» **Challenge**
Every line that holds "help" should be shown.

» **Listed records**

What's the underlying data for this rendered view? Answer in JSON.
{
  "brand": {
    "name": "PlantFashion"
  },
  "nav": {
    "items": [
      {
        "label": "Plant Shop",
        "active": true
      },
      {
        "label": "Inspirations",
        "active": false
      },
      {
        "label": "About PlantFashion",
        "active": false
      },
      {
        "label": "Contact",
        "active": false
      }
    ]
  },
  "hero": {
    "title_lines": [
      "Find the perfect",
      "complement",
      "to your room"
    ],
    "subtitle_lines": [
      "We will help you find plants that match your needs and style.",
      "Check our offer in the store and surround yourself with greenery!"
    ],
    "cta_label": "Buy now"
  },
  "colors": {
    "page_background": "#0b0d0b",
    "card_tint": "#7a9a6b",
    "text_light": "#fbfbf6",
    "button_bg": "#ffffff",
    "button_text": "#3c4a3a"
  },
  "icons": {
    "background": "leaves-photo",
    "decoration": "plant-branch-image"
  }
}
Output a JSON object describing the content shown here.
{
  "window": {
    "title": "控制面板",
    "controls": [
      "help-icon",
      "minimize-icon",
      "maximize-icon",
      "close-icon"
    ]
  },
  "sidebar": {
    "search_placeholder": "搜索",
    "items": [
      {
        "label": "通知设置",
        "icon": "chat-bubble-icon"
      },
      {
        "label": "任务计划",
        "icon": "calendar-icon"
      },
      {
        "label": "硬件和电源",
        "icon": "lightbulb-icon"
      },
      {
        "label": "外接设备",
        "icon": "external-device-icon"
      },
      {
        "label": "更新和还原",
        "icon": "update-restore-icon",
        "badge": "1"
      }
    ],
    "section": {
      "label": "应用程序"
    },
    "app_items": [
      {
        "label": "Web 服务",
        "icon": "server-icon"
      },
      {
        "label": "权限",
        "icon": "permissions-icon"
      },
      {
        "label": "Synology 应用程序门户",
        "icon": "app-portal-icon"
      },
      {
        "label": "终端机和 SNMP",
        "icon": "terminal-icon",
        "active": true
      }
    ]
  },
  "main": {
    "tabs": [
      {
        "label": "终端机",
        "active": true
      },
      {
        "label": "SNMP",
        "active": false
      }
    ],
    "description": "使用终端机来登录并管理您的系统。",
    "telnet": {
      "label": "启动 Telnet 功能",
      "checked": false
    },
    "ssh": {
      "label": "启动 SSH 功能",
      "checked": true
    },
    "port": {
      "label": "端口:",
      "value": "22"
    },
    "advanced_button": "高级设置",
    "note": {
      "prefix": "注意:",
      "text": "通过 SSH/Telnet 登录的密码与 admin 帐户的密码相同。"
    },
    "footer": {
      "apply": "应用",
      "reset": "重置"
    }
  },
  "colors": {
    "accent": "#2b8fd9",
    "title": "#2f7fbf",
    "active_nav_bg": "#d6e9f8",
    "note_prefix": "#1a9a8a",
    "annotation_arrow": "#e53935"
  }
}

» **Result of this exercise**
      "We will help you find plants that match your needs and style.",
      "help-icon",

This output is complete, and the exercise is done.